# The request
Leave the pictures out, and retype all of the material exactly as written.

[Dataset items]
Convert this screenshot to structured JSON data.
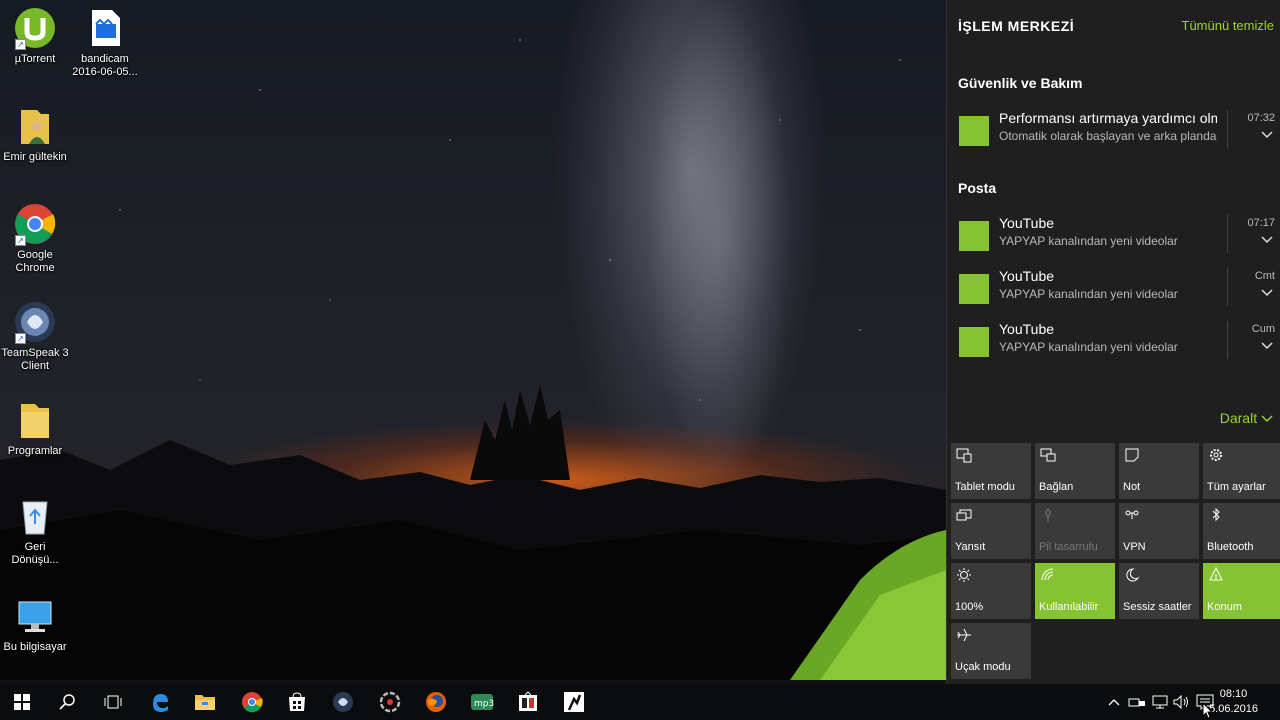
{
  "desktop": {
    "icons": [
      {
        "label": "µTorrent",
        "icon": "utorrent-icon"
      },
      {
        "label": "bandicam 2016-06-05...",
        "icon": "video-file-icon"
      },
      {
        "label": "Emir gültekin",
        "icon": "user-folder-icon"
      },
      {
        "label": "Google Chrome",
        "icon": "chrome-icon"
      },
      {
        "label": "TeamSpeak 3 Client",
        "icon": "teamspeak-icon"
      },
      {
        "label": "Programlar",
        "icon": "folder-icon"
      },
      {
        "label": "Geri Dönüşü...",
        "icon": "recycle-bin-icon"
      },
      {
        "label": "Bu bilgisayar",
        "icon": "computer-icon"
      }
    ]
  },
  "action_center": {
    "title": "İŞLEM MERKEZİ",
    "clear_all": "Tümünü temizle",
    "groups": [
      {
        "name": "Güvenlik ve Bakım",
        "notifications": [
          {
            "title": "Performansı artırmaya yardımcı olm",
            "body": "Otomatik olarak başlayan ve arka planda",
            "time": "07:32"
          }
        ]
      },
      {
        "name": "Posta",
        "notifications": [
          {
            "title": "YouTube",
            "body": "YAPYAP kanalından yeni videolar",
            "time": "07:17"
          },
          {
            "title": "YouTube",
            "body": "YAPYAP kanalından yeni videolar",
            "time": "Cmt"
          },
          {
            "title": "YouTube",
            "body": "YAPYAP kanalından yeni videolar",
            "time": "Cum"
          }
        ]
      }
    ],
    "collapse": "Daralt",
    "quick_actions": [
      {
        "label": "Tablet modu",
        "icon": "tablet-mode-icon",
        "state": "off"
      },
      {
        "label": "Bağlan",
        "icon": "connect-icon",
        "state": "off"
      },
      {
        "label": "Not",
        "icon": "note-icon",
        "state": "off"
      },
      {
        "label": "Tüm ayarlar",
        "icon": "gear-icon",
        "state": "off"
      },
      {
        "label": "Yansıt",
        "icon": "project-icon",
        "state": "off"
      },
      {
        "label": "Pil tasarrufu",
        "icon": "battery-saver-icon",
        "state": "disabled"
      },
      {
        "label": "VPN",
        "icon": "vpn-icon",
        "state": "off"
      },
      {
        "label": "Bluetooth",
        "icon": "bluetooth-icon",
        "state": "off"
      },
      {
        "label": "100%",
        "icon": "brightness-icon",
        "state": "off"
      },
      {
        "label": "Kullanılabilir",
        "icon": "wifi-icon",
        "state": "on"
      },
      {
        "label": "Sessiz saatler",
        "icon": "moon-icon",
        "state": "off"
      },
      {
        "label": "Konum",
        "icon": "location-icon",
        "state": "on"
      },
      {
        "label": "Uçak modu",
        "icon": "airplane-icon",
        "state": "off"
      }
    ]
  },
  "taskbar": {
    "pinned": [
      "start-icon",
      "search-icon",
      "task-view-icon",
      "edge-icon",
      "file-explorer-icon",
      "chrome-icon",
      "store-icon",
      "teamspeak-icon",
      "app-icon",
      "firefox-icon",
      "mp3-icon",
      "media-icon",
      "steam-icon"
    ],
    "tray_icons": [
      "chevron-up-icon",
      "device-icon",
      "network-icon",
      "volume-icon",
      "action-center-icon"
    ],
    "time": "08:10",
    "date": "5.06.2016"
  },
  "colors": {
    "accent": "#86c232",
    "link": "#9fd52b",
    "panel_bg": "#1f1f1f",
    "tile_off": "#3a3a3a"
  }
}
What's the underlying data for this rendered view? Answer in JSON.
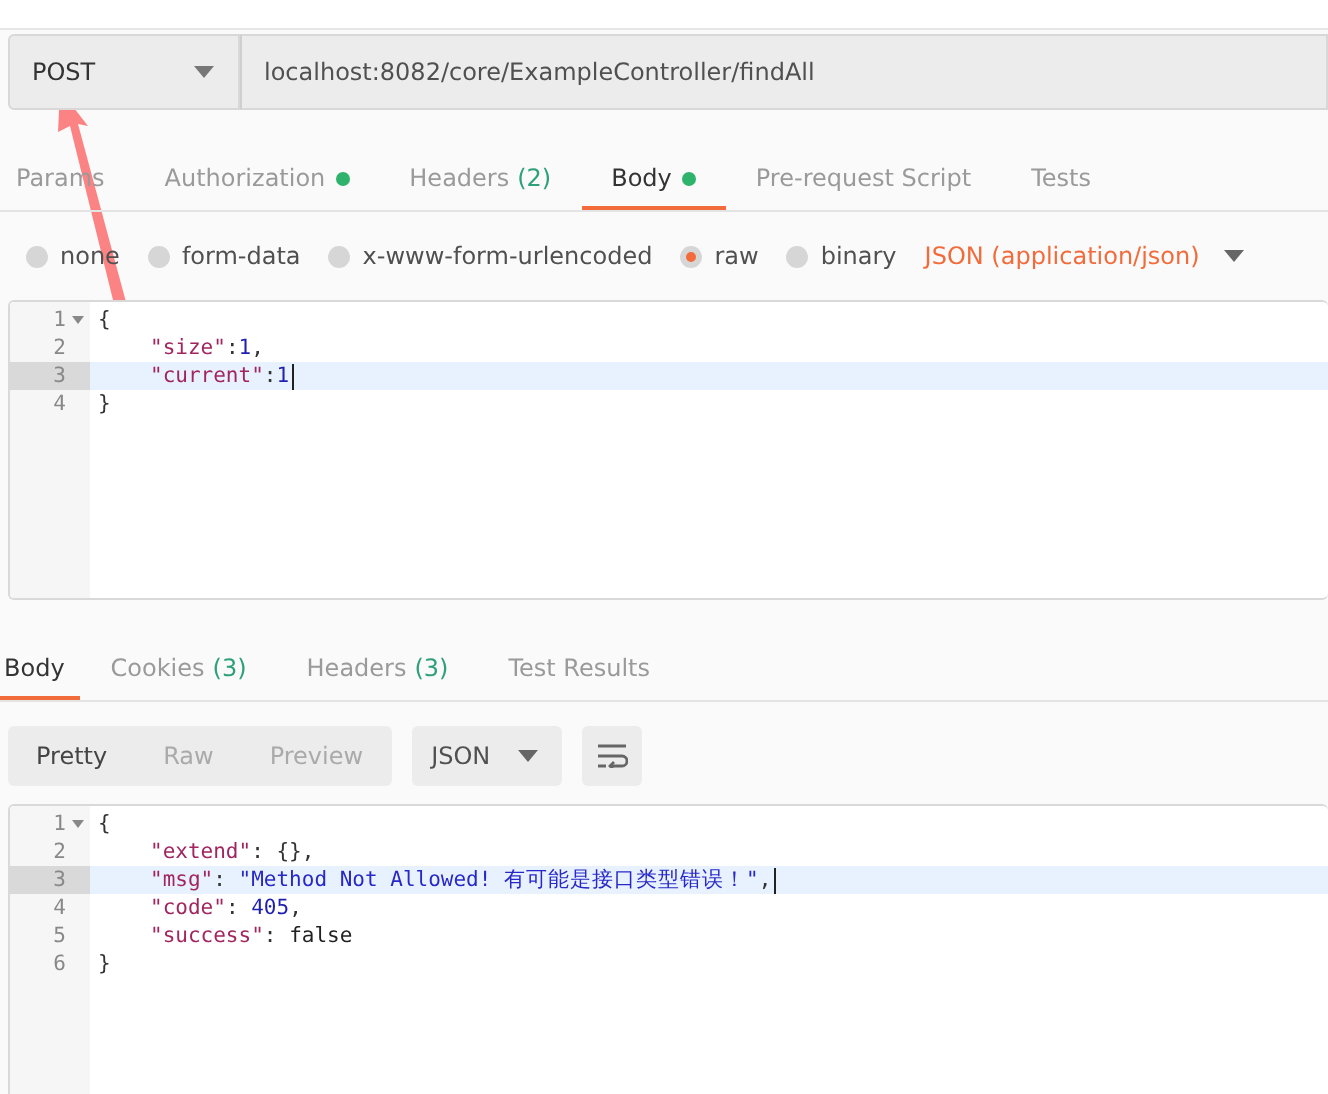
{
  "request": {
    "method": "POST",
    "url": "localhost:8082/core/ExampleController/findAll"
  },
  "request_tabs": [
    {
      "label": "Params",
      "dot": false,
      "selected": false
    },
    {
      "label": "Authorization",
      "dot": true,
      "selected": false
    },
    {
      "label": "Headers",
      "count": "(2)",
      "dot": false,
      "selected": false
    },
    {
      "label": "Body",
      "dot": true,
      "selected": true
    },
    {
      "label": "Pre-request Script",
      "dot": false,
      "selected": false
    },
    {
      "label": "Tests",
      "dot": false,
      "selected": false
    }
  ],
  "body_types": [
    {
      "label": "none",
      "selected": false
    },
    {
      "label": "form-data",
      "selected": false
    },
    {
      "label": "x-www-form-urlencoded",
      "selected": false
    },
    {
      "label": "raw",
      "selected": true
    },
    {
      "label": "binary",
      "selected": false
    }
  ],
  "body_format": "JSON (application/json)",
  "request_editor": {
    "lines": [
      {
        "number": "1",
        "fold": true,
        "active": false,
        "indented": false,
        "cursor": false,
        "tokens": [
          {
            "kind": "punct",
            "text": "{"
          }
        ]
      },
      {
        "number": "2",
        "fold": false,
        "active": false,
        "indented": true,
        "cursor": false,
        "tokens": [
          {
            "kind": "key",
            "text": "\"size\""
          },
          {
            "kind": "punct",
            "text": ":"
          },
          {
            "kind": "number",
            "text": "1"
          },
          {
            "kind": "punct",
            "text": ","
          }
        ]
      },
      {
        "number": "3",
        "fold": false,
        "active": true,
        "indented": true,
        "cursor": true,
        "tokens": [
          {
            "kind": "key",
            "text": "\"current\""
          },
          {
            "kind": "punct",
            "text": ":"
          },
          {
            "kind": "number",
            "text": "1"
          }
        ]
      },
      {
        "number": "4",
        "fold": false,
        "active": false,
        "indented": false,
        "cursor": false,
        "tokens": [
          {
            "kind": "punct",
            "text": "}"
          }
        ]
      }
    ]
  },
  "response_tabs": [
    {
      "label": "Body",
      "selected": true
    },
    {
      "label": "Cookies",
      "count": "(3)",
      "selected": false
    },
    {
      "label": "Headers",
      "count": "(3)",
      "selected": false
    },
    {
      "label": "Test Results",
      "selected": false
    }
  ],
  "view_modes": [
    {
      "label": "Pretty",
      "selected": true
    },
    {
      "label": "Raw",
      "selected": false
    },
    {
      "label": "Preview",
      "selected": false
    }
  ],
  "response_format": "JSON",
  "response_editor": {
    "lines": [
      {
        "number": "1",
        "fold": true,
        "active": false,
        "indented": false,
        "cursor": false,
        "tokens": [
          {
            "kind": "punct",
            "text": "{"
          }
        ]
      },
      {
        "number": "2",
        "fold": false,
        "active": false,
        "indented": true,
        "cursor": false,
        "tokens": [
          {
            "kind": "key",
            "text": "\"extend\""
          },
          {
            "kind": "punct",
            "text": ": {},"
          }
        ]
      },
      {
        "number": "3",
        "fold": false,
        "active": true,
        "indented": true,
        "cursor": true,
        "tokens": [
          {
            "kind": "key",
            "text": "\"msg\""
          },
          {
            "kind": "punct",
            "text": ": "
          },
          {
            "kind": "string",
            "text": "\"Method Not Allowed! 有可能是接口类型错误！\""
          },
          {
            "kind": "punct",
            "text": ","
          }
        ]
      },
      {
        "number": "4",
        "fold": false,
        "active": false,
        "indented": true,
        "cursor": false,
        "tokens": [
          {
            "kind": "key",
            "text": "\"code\""
          },
          {
            "kind": "punct",
            "text": ": "
          },
          {
            "kind": "number",
            "text": "405"
          },
          {
            "kind": "punct",
            "text": ","
          }
        ]
      },
      {
        "number": "5",
        "fold": false,
        "active": false,
        "indented": true,
        "cursor": false,
        "tokens": [
          {
            "kind": "key",
            "text": "\"success\""
          },
          {
            "kind": "punct",
            "text": ": "
          },
          {
            "kind": "bool",
            "text": "false"
          }
        ]
      },
      {
        "number": "6",
        "fold": false,
        "active": false,
        "indented": false,
        "cursor": false,
        "tokens": [
          {
            "kind": "punct",
            "text": "}"
          }
        ]
      }
    ]
  }
}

# Task response
Convert this screenshot to structured JSON data.
{
  "desktop": {
    "icons": [
      {
        "label": "µTorrent",
        "icon": "utorrent-icon"
      },
      {
        "label": "bandicam 2016-06-05...",
        "icon": "video-file-icon"
      },
      {
        "label": "Emir gültekin",
        "icon": "user-folder-icon"
      },
      {
        "label": "Google Chrome",
        "icon": "chrome-icon"
      },
      {
        "label": "TeamSpeak 3 Client",
        "icon": "teamspeak-icon"
      },
      {
        "label": "Programlar",
        "icon": "folder-icon"
      },
      {
        "label": "Geri Dönüşü...",
        "icon": "recycle-bin-icon"
      },
      {
        "label": "Bu bilgisayar",
        "icon": "computer-icon"
      }
    ]
  },
  "action_center": {
    "title": "İŞLEM MERKEZİ",
    "clear_all": "Tümünü temizle",
    "groups": [
      {
        "name": "Güvenlik ve Bakım",
        "notifications": [
          {
            "title": "Performansı artırmaya yardımcı olm",
            "body": "Otomatik olarak başlayan ve arka planda",
            "time": "07:32"
          }
        ]
      },
      {
        "name": "Posta",
        "notifications": [
          {
            "title": "YouTube",
            "body": "YAPYAP kanalından yeni videolar",
            "time": "07:17"
          },
          {
            "title": "YouTube",
            "body": "YAPYAP kanalından yeni videolar",
            "time": "Cmt"
          },
          {
            "title": "YouTube",
            "body": "YAPYAP kanalından yeni videolar",
            "time": "Cum"
          }
        ]
      }
    ],
    "collapse": "Daralt",
    "quick_actions": [
      {
        "label": "Tablet modu",
        "icon": "tablet-mode-icon",
        "state": "off"
      },
      {
        "label": "Bağlan",
        "icon": "connect-icon",
        "state": "off"
      },
      {
        "label": "Not",
        "icon": "note-icon",
        "state": "off"
      },
      {
        "label": "Tüm ayarlar",
        "icon": "gear-icon",
        "state": "off"
      },
      {
        "label": "Yansıt",
        "icon": "project-icon",
        "state": "off"
      },
      {
        "label": "Pil tasarrufu",
        "icon": "battery-saver-icon",
        "state": "disabled"
      },
      {
        "label": "VPN",
        "icon": "vpn-icon",
        "state": "off"
      },
      {
        "label": "Bluetooth",
        "icon": "bluetooth-icon",
        "state": "off"
      },
      {
        "label": "100%",
        "icon": "brightness-icon",
        "state": "off"
      },
      {
        "label": "Kullanılabilir",
        "icon": "wifi-icon",
        "state": "on"
      },
      {
        "label": "Sessiz saatler",
        "icon": "moon-icon",
        "state": "off"
      },
      {
        "label": "Konum",
        "icon": "location-icon",
        "state": "on"
      },
      {
        "label": "Uçak modu",
        "icon": "airplane-icon",
        "state": "off"
      }
    ]
  },
  "taskbar": {
    "pinned": [
      "start-icon",
      "search-icon",
      "task-view-icon",
      "edge-icon",
      "file-explorer-icon",
      "chrome-icon",
      "store-icon",
      "teamspeak-icon",
      "app-icon",
      "firefox-icon",
      "mp3-icon",
      "media-icon",
      "steam-icon"
    ],
    "tray_icons": [
      "chevron-up-icon",
      "device-icon",
      "network-icon",
      "volume-icon",
      "action-center-icon"
    ],
    "time": "08:10",
    "date": "5.06.2016"
  },
  "colors": {
    "accent": "#86c232",
    "link": "#9fd52b",
    "panel_bg": "#1f1f1f",
    "tile_off": "#3a3a3a"
  }
}
What's the underlying data for this rendered view? Answer in JSON.
{
  "request": {
    "method": "POST",
    "url": "localhost:8082/core/ExampleController/findAll"
  },
  "request_tabs": [
    {
      "label": "Params",
      "dot": false,
      "selected": false
    },
    {
      "label": "Authorization",
      "dot": true,
      "selected": false
    },
    {
      "label": "Headers",
      "count": "(2)",
      "dot": false,
      "selected": false
    },
    {
      "label": "Body",
      "dot": true,
      "selected": true
    },
    {
      "label": "Pre-request Script",
      "dot": false,
      "selected": false
    },
    {
      "label": "Tests",
      "dot": false,
      "selected": false
    }
  ],
  "body_types": [
    {
      "label": "none",
      "selected": false
    },
    {
      "label": "form-data",
      "selected": false
    },
    {
      "label": "x-www-form-urlencoded",
      "selected": false
    },
    {
      "label": "raw",
      "selected": true
    },
    {
      "label": "binary",
      "selected": false
    }
  ],
  "body_format": "JSON (application/json)",
  "request_editor": {
    "lines": [
      {
        "number": "1",
        "fold": true,
        "active": false,
        "indented": false,
        "cursor": false,
        "tokens": [
          {
            "kind": "punct",
            "text": "{"
          }
        ]
      },
      {
        "number": "2",
        "fold": false,
        "active": false,
        "indented": true,
        "cursor": false,
        "tokens": [
          {
            "kind": "key",
            "text": "\"size\""
          },
          {
            "kind": "punct",
            "text": ":"
          },
          {
            "kind": "number",
            "text": "1"
          },
          {
            "kind": "punct",
            "text": ","
          }
        ]
      },
      {
        "number": "3",
        "fold": false,
        "active": true,
        "indented": true,
        "cursor": true,
        "tokens": [
          {
            "kind": "key",
            "text": "\"current\""
          },
          {
            "kind": "punct",
            "text": ":"
          },
          {
            "kind": "number",
            "text": "1"
          }
        ]
      },
      {
        "number": "4",
        "fold": false,
        "active": false,
        "indented": false,
        "cursor": false,
        "tokens": [
          {
            "kind": "punct",
            "text": "}"
          }
        ]
      }
    ]
  },
  "response_tabs": [
    {
      "label": "Body",
      "selected": true
    },
    {
      "label": "Cookies",
      "count": "(3)",
      "selected": false
    },
    {
      "label": "Headers",
      "count": "(3)",
      "selected": false
    },
    {
      "label": "Test Results",
      "selected": false
    }
  ],
  "view_modes": [
    {
      "label": "Pretty",
      "selected": true
    },
    {
      "label": "Raw",
      "selected": false
    },
    {
      "label": "Preview",
      "selected": false
    }
  ],
  "response_format": "JSON",
  "response_editor": {
    "lines": [
      {
        "number": "1",
        "fold": true,
        "active": false,
        "indented": false,
        "cursor": false,
        "tokens": [
          {
            "kind": "punct",
            "text": "{"
          }
        ]
      },
      {
        "number": "2",
        "fold": false,
        "active": false,
        "indented": true,
        "cursor": false,
        "tokens": [
          {
            "kind": "key",
            "text": "\"extend\""
          },
          {
            "kind": "punct",
            "text": ": {},"
          }
        ]
      },
      {
        "number": "3",
        "fold": false,
        "active": true,
        "indented": true,
        "cursor": true,
        "tokens": [
          {
            "kind": "key",
            "text": "\"msg\""
          },
          {
            "kind": "punct",
            "text": ": "
          },
          {
            "kind": "string",
            "text": "\"Method Not Allowed! 有可能是接口类型错误！\""
          },
          {
            "kind": "punct",
            "text": ","
          }
        ]
      },
      {
        "number": "4",
        "fold": false,
        "active": false,
        "indented": true,
        "cursor": false,
        "tokens": [
          {
            "kind": "key",
            "text": "\"code\""
          },
          {
            "kind": "punct",
            "text": ": "
          },
          {
            "kind": "number",
            "text": "405"
          },
          {
            "kind": "punct",
            "text": ","
          }
        ]
      },
      {
        "number": "5",
        "fold": false,
        "active": false,
        "indented": true,
        "cursor": false,
        "tokens": [
          {
            "kind": "key",
            "text": "\"success\""
          },
          {
            "kind": "punct",
            "text": ": "
          },
          {
            "kind": "bool",
            "text": "false"
          }
        ]
      },
      {
        "number": "6",
        "fold": false,
        "active": false,
        "indented": false,
        "cursor": false,
        "tokens": [
          {
            "kind": "punct",
            "text": "}"
          }
        ]
      }
    ]
  }
}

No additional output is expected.